WHAT IS REQUIRED = Which lines include the word "frac"? Copy each of them.

Saved entries
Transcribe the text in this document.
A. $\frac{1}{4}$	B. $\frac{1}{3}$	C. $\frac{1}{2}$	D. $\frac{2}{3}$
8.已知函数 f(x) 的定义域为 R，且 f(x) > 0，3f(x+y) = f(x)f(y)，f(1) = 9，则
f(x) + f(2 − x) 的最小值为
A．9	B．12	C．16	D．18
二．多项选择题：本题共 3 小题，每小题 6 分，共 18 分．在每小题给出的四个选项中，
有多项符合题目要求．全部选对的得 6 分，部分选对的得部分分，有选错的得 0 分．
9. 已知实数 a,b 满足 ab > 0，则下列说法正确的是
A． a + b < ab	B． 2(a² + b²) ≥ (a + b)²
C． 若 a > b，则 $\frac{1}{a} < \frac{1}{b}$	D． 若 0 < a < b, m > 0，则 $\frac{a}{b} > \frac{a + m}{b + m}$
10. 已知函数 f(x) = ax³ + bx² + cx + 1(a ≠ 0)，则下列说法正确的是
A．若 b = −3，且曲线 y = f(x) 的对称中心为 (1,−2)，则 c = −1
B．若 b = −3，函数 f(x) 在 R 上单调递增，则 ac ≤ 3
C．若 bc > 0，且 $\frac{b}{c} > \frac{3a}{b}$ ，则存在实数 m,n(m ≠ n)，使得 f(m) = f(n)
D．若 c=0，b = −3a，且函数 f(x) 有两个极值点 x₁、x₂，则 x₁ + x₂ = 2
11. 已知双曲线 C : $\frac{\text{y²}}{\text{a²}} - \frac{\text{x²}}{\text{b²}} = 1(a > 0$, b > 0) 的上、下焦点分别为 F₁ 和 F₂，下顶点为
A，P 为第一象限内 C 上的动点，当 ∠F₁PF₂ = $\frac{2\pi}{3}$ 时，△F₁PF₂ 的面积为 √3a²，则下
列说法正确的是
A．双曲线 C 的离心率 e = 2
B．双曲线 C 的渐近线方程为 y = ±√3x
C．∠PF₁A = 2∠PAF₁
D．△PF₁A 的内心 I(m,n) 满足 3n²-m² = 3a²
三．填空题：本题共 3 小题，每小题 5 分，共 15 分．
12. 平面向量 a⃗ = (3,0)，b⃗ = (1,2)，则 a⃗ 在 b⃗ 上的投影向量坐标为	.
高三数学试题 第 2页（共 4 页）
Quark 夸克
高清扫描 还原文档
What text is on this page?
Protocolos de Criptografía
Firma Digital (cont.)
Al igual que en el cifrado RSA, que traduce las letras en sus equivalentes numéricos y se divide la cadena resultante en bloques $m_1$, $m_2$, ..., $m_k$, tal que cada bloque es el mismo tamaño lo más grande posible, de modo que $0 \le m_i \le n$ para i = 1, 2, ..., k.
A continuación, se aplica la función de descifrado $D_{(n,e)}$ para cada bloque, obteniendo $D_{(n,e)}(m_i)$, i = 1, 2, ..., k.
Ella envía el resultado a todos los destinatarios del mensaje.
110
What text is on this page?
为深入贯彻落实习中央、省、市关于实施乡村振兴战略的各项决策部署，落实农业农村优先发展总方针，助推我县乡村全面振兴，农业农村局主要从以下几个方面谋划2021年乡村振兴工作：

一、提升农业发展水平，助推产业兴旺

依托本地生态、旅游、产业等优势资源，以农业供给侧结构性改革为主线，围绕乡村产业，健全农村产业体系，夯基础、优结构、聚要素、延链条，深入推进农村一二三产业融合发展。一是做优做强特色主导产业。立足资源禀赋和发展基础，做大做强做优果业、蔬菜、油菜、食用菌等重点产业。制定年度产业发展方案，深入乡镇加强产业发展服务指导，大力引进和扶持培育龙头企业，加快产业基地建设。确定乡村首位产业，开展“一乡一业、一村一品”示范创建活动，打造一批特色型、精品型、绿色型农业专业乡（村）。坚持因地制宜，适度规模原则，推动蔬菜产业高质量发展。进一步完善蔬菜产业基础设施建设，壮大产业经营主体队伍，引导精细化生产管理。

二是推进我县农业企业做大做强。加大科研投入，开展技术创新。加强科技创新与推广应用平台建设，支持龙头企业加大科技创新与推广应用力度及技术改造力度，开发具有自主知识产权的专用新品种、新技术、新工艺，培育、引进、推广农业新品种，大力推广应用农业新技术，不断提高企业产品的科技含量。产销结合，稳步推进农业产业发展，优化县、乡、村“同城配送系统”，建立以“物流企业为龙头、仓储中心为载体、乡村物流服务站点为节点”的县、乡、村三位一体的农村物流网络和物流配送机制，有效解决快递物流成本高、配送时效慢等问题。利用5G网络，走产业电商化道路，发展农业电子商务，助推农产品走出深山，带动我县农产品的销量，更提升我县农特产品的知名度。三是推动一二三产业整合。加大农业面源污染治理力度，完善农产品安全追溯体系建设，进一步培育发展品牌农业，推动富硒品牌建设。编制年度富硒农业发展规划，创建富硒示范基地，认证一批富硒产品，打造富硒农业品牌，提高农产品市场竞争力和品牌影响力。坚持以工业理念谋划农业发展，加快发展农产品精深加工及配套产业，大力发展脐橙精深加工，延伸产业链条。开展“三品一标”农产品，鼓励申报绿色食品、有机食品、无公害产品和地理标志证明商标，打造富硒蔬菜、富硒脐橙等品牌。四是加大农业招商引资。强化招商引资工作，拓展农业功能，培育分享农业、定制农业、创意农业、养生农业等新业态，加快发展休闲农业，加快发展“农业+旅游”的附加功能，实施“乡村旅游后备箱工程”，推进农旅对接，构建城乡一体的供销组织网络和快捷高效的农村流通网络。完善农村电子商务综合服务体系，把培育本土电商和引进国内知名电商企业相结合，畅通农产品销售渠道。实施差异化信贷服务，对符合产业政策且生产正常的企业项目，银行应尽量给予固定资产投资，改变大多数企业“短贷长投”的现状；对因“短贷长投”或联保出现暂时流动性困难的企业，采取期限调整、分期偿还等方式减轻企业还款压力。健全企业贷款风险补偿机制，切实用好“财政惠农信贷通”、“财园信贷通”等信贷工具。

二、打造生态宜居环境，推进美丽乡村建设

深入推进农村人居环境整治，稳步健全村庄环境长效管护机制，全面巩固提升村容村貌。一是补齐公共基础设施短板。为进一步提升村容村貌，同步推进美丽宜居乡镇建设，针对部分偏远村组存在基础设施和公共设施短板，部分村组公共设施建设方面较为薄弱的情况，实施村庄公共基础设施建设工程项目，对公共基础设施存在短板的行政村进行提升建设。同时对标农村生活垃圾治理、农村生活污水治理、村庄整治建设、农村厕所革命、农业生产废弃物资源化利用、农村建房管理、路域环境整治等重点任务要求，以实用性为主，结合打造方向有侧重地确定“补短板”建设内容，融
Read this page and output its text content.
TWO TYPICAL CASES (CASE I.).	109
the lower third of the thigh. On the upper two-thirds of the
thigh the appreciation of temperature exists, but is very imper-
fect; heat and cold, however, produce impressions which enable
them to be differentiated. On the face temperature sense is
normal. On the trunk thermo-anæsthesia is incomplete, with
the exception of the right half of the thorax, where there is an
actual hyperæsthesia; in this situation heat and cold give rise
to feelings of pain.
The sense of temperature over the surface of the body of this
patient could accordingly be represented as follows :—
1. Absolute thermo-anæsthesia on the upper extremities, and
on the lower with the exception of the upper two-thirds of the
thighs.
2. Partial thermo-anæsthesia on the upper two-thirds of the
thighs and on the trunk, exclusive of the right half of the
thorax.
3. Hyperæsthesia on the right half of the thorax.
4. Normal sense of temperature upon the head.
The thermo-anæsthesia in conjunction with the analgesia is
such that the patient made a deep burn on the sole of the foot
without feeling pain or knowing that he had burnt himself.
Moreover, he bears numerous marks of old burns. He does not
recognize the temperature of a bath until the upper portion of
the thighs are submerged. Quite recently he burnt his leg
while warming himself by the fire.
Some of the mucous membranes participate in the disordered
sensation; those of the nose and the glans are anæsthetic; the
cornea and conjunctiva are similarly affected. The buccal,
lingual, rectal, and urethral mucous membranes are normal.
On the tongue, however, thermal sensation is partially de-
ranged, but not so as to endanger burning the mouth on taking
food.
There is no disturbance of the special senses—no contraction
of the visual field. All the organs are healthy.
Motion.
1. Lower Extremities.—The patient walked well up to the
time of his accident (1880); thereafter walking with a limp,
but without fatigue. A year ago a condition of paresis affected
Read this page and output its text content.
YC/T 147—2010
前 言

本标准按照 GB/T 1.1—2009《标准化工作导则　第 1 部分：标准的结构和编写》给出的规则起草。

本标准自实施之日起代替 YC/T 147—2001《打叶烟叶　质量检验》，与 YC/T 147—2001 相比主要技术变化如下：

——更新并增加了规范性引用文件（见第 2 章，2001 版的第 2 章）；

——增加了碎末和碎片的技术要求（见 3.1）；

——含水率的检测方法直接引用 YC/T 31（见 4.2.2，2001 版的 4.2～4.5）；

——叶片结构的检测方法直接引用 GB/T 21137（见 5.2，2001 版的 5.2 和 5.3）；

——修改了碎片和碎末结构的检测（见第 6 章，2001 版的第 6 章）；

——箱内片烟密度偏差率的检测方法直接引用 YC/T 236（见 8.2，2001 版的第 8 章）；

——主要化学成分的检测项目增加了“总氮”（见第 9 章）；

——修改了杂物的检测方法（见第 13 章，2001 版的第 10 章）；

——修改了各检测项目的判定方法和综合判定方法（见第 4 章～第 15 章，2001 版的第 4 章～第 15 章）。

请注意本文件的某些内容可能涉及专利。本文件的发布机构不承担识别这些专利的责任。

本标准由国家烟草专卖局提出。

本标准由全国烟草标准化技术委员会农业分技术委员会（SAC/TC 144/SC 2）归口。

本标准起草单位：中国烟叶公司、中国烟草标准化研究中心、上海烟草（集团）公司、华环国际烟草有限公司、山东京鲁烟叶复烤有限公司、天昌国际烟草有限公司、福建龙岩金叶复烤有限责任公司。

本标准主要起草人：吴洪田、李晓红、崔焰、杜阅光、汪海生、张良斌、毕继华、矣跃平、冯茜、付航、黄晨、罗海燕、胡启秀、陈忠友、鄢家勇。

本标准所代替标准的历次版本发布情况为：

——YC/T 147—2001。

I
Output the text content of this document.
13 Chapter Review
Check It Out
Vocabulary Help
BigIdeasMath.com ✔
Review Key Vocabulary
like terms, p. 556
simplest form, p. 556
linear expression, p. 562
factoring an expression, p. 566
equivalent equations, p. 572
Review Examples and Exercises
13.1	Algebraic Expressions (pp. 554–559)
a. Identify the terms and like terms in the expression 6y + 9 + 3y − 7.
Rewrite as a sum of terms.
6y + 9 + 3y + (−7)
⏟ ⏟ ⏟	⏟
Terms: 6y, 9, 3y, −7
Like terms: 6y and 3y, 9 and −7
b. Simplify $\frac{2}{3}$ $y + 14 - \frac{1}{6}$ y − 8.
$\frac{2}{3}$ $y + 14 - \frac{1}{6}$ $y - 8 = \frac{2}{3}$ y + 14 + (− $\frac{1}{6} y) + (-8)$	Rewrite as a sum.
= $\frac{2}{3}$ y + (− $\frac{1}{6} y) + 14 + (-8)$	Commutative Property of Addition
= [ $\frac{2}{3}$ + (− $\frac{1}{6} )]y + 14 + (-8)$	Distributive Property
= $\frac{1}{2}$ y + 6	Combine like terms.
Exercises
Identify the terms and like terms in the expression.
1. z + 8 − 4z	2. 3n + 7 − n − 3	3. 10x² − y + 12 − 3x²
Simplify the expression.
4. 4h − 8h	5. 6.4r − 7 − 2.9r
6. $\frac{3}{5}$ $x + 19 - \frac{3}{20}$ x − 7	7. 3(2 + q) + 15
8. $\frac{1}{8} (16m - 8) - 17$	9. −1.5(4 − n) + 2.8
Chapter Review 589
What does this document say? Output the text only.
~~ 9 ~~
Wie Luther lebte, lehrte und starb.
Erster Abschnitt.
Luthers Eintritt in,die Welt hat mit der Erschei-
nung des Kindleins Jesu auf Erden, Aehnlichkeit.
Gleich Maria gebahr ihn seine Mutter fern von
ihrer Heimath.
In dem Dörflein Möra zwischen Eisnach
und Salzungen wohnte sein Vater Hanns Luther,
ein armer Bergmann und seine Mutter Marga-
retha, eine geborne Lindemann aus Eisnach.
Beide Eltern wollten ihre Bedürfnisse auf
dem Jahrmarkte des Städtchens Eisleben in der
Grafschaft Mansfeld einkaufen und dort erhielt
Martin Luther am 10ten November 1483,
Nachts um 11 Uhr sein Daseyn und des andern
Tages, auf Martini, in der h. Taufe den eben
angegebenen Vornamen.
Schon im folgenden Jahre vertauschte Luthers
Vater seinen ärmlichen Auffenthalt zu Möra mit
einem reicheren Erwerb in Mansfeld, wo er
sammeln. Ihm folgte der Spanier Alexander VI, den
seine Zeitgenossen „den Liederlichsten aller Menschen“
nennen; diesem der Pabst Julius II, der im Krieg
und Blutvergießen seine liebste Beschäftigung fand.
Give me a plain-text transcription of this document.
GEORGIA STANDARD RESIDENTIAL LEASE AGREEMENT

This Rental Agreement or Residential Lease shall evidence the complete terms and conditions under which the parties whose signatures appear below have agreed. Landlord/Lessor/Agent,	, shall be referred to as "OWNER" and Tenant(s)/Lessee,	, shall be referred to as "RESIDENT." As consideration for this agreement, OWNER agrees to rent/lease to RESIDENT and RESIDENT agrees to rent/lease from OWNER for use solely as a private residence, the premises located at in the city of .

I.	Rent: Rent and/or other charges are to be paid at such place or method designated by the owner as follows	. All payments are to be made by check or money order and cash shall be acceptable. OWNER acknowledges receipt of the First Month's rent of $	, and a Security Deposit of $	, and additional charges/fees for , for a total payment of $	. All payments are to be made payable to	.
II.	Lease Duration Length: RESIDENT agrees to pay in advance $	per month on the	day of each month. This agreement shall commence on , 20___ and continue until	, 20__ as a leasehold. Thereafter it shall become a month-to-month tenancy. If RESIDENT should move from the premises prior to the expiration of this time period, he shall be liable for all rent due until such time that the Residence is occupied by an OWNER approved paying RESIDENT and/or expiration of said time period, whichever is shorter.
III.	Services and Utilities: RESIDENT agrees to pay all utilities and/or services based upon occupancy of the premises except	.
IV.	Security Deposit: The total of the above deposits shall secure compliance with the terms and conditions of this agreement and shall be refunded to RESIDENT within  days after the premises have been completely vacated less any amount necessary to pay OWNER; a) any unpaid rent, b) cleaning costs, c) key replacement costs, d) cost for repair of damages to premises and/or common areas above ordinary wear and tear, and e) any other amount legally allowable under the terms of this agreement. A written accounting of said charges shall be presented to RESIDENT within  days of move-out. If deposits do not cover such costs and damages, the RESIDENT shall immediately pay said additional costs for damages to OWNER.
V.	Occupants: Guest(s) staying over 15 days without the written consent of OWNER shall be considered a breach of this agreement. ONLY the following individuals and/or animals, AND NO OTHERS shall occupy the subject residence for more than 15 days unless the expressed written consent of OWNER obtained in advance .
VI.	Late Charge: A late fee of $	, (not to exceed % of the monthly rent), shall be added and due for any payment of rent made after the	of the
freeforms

TASK RESULT =
A. $\frac{1}{4}$	B. $\frac{1}{3}$	C. $\frac{1}{2}$	D. $\frac{2}{3}$
C． 若 a > b，则 $\frac{1}{a} < \frac{1}{b}$	D． 若 0 < a < b, m > 0，则 $\frac{a}{b} > \frac{a + m}{b + m}$
C．若 bc > 0，且 $\frac{b}{c} > \frac{3a}{b}$ ，则存在实数 m,n(m ≠ n)，使得 f(m) = f(n)
11. 已知双曲线 C : $\frac{\text{y²}}{\text{a²}} - \frac{\text{x²}}{\text{b²}} = 1(a > 0$, b > 0) 的上、下焦点分别为 F₁ 和 F₂，下顶点为
A，P 为第一象限内 C 上的动点，当 ∠F₁PF₂ = $\frac{2\pi}{3}$ 时，△F₁PF₂ 的面积为 √3a²，则下
b. Simplify $\frac{2}{3}$ $y + 14 - \frac{1}{6}$ y − 8.
$\frac{2}{3}$ $y + 14 - \frac{1}{6}$ $y - 8 = \frac{2}{3}$ y + 14 + (− $\frac{1}{6} y) + (-8)$	Rewrite as a sum.
= $\frac{2}{3}$ y + (− $\frac{1}{6} y) + 14 + (-8)$	Commutative Property of Addition
= [ $\frac{2}{3}$ + (− $\frac{1}{6} )]y + 14 + (-8)$	Distributive Property
= $\frac{1}{2}$ y + 6	Combine like terms.
6. $\frac{3}{5}$ $x + 19 - \frac{3}{20}$ x − 7	7. 3(2 + q) + 15
8. $\frac{1}{8} (16m - 8) - 17$	9. −1.5(4 − n) + 2.8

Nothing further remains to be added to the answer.